Dataset excerpt
## Start
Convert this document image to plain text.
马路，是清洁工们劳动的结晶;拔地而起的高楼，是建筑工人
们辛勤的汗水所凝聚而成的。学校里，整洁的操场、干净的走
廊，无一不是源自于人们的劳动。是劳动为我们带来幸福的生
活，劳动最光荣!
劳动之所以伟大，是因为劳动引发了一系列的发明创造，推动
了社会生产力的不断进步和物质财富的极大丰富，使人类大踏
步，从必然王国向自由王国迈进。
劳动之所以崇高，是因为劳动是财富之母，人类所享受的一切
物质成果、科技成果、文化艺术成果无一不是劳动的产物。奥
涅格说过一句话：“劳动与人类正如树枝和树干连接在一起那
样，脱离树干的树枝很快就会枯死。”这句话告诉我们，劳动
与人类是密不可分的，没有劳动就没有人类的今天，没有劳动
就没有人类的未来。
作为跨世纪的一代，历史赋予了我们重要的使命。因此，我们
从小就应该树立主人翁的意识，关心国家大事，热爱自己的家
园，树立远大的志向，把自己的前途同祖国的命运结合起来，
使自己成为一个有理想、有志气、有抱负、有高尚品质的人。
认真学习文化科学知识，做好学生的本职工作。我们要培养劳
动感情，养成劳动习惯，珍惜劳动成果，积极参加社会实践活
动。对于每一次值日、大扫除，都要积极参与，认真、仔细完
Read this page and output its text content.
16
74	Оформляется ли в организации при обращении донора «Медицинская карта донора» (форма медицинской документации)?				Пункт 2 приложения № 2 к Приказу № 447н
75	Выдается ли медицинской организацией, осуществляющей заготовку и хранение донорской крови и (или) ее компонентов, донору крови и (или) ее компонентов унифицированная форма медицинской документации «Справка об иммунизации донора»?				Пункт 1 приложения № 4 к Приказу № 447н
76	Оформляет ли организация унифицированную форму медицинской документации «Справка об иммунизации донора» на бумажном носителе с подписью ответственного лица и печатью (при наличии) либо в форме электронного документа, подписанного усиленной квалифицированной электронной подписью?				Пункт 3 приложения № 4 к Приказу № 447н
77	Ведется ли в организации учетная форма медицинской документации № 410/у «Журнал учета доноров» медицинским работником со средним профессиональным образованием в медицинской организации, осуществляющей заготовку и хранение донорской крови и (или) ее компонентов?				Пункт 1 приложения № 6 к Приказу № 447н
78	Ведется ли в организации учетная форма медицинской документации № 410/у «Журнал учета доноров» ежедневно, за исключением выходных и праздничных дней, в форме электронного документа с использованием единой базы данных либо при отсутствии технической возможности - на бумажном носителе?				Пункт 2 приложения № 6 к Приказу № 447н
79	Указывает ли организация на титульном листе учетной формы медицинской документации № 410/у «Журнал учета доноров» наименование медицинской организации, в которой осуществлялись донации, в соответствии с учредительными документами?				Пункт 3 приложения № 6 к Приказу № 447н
## End
__Required work__
Every line containing the string "text" must be listed.

__Written response__
Convert this document image to plain text.
Read this page and output its text content.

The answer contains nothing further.